* **DATA SECTION**:
* Start *

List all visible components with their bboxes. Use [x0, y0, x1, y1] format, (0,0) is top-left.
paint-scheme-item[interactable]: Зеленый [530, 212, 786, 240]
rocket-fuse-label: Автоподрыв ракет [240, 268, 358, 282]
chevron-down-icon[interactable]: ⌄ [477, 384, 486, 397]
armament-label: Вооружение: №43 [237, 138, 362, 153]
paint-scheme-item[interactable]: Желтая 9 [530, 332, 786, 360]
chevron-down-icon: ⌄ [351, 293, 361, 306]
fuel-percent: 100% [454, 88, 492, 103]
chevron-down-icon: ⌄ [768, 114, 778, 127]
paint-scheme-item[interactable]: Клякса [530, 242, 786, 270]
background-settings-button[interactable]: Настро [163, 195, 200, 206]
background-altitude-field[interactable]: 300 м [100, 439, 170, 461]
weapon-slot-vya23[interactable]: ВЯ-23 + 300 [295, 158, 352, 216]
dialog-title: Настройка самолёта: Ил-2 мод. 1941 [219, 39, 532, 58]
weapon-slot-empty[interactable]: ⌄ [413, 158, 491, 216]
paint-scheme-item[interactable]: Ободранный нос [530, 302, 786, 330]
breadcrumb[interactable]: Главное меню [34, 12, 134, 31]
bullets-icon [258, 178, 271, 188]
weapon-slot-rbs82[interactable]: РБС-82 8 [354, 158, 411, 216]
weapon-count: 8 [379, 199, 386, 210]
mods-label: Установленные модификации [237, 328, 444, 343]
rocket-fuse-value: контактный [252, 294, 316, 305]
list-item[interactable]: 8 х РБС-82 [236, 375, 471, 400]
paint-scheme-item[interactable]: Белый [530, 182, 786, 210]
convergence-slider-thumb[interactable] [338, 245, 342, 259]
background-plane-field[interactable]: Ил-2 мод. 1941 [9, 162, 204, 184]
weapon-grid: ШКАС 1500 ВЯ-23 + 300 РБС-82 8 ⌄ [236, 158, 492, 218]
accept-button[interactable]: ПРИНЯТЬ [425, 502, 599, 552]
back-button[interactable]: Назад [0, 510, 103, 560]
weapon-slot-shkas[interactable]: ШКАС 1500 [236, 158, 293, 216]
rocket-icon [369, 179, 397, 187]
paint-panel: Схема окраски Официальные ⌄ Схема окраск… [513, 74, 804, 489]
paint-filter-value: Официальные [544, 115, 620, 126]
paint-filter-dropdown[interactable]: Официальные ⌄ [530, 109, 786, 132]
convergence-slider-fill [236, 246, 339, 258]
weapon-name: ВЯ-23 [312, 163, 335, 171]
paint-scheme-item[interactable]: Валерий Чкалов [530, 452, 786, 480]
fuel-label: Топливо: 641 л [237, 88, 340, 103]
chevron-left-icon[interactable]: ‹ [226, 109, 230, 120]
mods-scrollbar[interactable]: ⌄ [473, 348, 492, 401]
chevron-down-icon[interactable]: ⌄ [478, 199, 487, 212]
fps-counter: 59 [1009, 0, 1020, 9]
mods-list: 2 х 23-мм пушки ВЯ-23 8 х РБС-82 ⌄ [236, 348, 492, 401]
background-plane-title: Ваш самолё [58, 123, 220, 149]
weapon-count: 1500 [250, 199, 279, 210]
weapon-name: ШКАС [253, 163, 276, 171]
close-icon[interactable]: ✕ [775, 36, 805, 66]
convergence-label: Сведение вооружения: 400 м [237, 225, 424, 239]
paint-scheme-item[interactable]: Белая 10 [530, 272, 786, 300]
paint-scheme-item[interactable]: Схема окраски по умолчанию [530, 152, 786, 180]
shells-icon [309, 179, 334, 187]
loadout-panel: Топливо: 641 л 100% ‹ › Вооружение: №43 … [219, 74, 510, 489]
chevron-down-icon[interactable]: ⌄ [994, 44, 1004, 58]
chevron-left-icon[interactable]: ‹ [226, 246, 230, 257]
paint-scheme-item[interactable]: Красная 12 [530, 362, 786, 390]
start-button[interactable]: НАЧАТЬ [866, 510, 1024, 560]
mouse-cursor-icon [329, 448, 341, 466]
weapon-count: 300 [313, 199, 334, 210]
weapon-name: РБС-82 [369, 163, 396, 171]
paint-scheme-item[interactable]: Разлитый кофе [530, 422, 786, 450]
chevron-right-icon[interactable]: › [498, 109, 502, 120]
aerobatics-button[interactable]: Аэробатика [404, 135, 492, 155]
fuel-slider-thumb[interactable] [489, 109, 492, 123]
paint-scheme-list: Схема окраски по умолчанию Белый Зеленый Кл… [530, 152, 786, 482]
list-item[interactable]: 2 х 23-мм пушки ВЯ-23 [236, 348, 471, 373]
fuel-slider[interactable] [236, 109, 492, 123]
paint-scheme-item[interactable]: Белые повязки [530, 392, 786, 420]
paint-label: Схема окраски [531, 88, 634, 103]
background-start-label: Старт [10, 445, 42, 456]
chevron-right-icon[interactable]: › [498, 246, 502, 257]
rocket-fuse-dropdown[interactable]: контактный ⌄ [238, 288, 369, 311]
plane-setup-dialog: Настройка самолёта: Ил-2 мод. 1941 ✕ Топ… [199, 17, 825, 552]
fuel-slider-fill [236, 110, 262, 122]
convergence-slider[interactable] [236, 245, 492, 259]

* End *

* **EXERCISE**: Retype the listing above line for line, with no changes.

* **SOLUTION FOR THIS TASK**:
List all visible components with their bboxes. Use [x0, y0, x1, y1] format, (0,0) is top-left.
paint-scheme-item[interactable]: Зеленый [530, 212, 786, 240]
rocket-fuse-label: Автоподрыв ракет [240, 268, 358, 282]
chevron-down-icon[interactable]: ⌄ [477, 384, 486, 397]
armament-label: Вооружение: №43 [237, 138, 362, 153]
paint-scheme-item[interactable]: Желтая 9 [530, 332, 786, 360]
chevron-down-icon: ⌄ [351, 293, 361, 306]
fuel-percent: 100% [454, 88, 492, 103]
chevron-down-icon: ⌄ [768, 114, 778, 127]
paint-scheme-item[interactable]: Клякса [530, 242, 786, 270]
background-settings-button[interactable]: Настро [163, 195, 200, 206]
background-altitude-field[interactable]: 300 м [100, 439, 170, 461]
weapon-slot-vya23[interactable]: ВЯ-23 + 300 [295, 158, 352, 216]
dialog-title: Настройка самолёта: Ил-2 мод. 1941 [219, 39, 532, 58]
weapon-slot-empty[interactable]: ⌄ [413, 158, 491, 216]
paint-scheme-item[interactable]: Ободранный нос [530, 302, 786, 330]
breadcrumb[interactable]: Главное меню [34, 12, 134, 31]
bullets-icon [258, 178, 271, 188]
weapon-slot-rbs82[interactable]: РБС-82 8 [354, 158, 411, 216]
weapon-count: 8 [379, 199, 386, 210]
mods-label: Установленные модификации [237, 328, 444, 343]
rocket-fuse-value: контактный [252, 294, 316, 305]
list-item[interactable]: 8 х РБС-82 [236, 375, 471, 400]
paint-scheme-item[interactable]: Белый [530, 182, 786, 210]
convergence-slider-thumb[interactable] [338, 245, 342, 259]
background-plane-field[interactable]: Ил-2 мод. 1941 [9, 162, 204, 184]
weapon-grid: ШКАС 1500 ВЯ-23 + 300 РБС-82 8 ⌄ [236, 158, 492, 218]
accept-button[interactable]: ПРИНЯТЬ [425, 502, 599, 552]
back-button[interactable]: Назад [0, 510, 103, 560]
weapon-slot-shkas[interactable]: ШКАС 1500 [236, 158, 293, 216]
rocket-icon [369, 179, 397, 187]
paint-panel: Схема окраски Официальные ⌄ Схема окраск… [513, 74, 804, 489]
paint-filter-value: Официальные [544, 115, 620, 126]
paint-filter-dropdown[interactable]: Официальные ⌄ [530, 109, 786, 132]
convergence-slider-fill [236, 246, 339, 258]
weapon-name: ВЯ-23 [312, 163, 335, 171]
paint-scheme-item[interactable]: Валерий Чкалов [530, 452, 786, 480]
fuel-label: Топливо: 641 л [237, 88, 340, 103]
chevron-left-icon[interactable]: ‹ [226, 109, 230, 120]
mods-scrollbar[interactable]: ⌄ [473, 348, 492, 401]
chevron-down-icon[interactable]: ⌄ [478, 199, 487, 212]
fps-counter: 59 [1009, 0, 1020, 9]
mods-list: 2 х 23-мм пушки ВЯ-23 8 х РБС-82 ⌄ [236, 348, 492, 401]
background-plane-title: Ваш самолё [58, 123, 220, 149]
weapon-count: 1500 [250, 199, 279, 210]
weapon-name: ШКАС [253, 163, 276, 171]
close-icon[interactable]: ✕ [775, 36, 805, 66]
convergence-label: Сведение вооружения: 400 м [237, 225, 424, 239]
paint-scheme-item[interactable]: Белая 10 [530, 272, 786, 300]
paint-scheme-item[interactable]: Схема окраски по умолчанию [530, 152, 786, 180]
shells-icon [309, 179, 334, 187]
loadout-panel: Топливо: 641 л 100% ‹ › Вооружение: №43 … [219, 74, 510, 489]
chevron-down-icon[interactable]: ⌄ [994, 44, 1004, 58]
chevron-left-icon[interactable]: ‹ [226, 246, 230, 257]
paint-scheme-item[interactable]: Красная 12 [530, 362, 786, 390]
start-button[interactable]: НАЧАТЬ [866, 510, 1024, 560]
mouse-cursor-icon [329, 448, 341, 466]
weapon-count: 300 [313, 199, 334, 210]
weapon-name: РБС-82 [369, 163, 396, 171]
paint-scheme-item[interactable]: Разлитый кофе [530, 422, 786, 450]
chevron-right-icon[interactable]: › [498, 109, 502, 120]
aerobatics-button[interactable]: Аэробатика [404, 135, 492, 155]
fuel-slider-thumb[interactable] [489, 109, 492, 123]
paint-scheme-list: Схема окраски по умолчанию Белый Зеленый Кл… [530, 152, 786, 482]
list-item[interactable]: 2 х 23-мм пушки ВЯ-23 [236, 348, 471, 373]
fuel-slider[interactable] [236, 109, 492, 123]
paint-scheme-item[interactable]: Белые повязки [530, 392, 786, 420]
paint-label: Схема окраски [531, 88, 634, 103]
background-start-label: Старт [10, 445, 42, 456]
chevron-right-icon[interactable]: › [498, 246, 502, 257]
rocket-fuse-dropdown[interactable]: контактный ⌄ [238, 288, 369, 311]
plane-setup-dialog: Настройка самолёта: Ил-2 мод. 1941 ✕ Топ… [199, 17, 825, 552]
fuel-slider-fill [236, 110, 262, 122]
convergence-slider[interactable] [236, 245, 492, 259]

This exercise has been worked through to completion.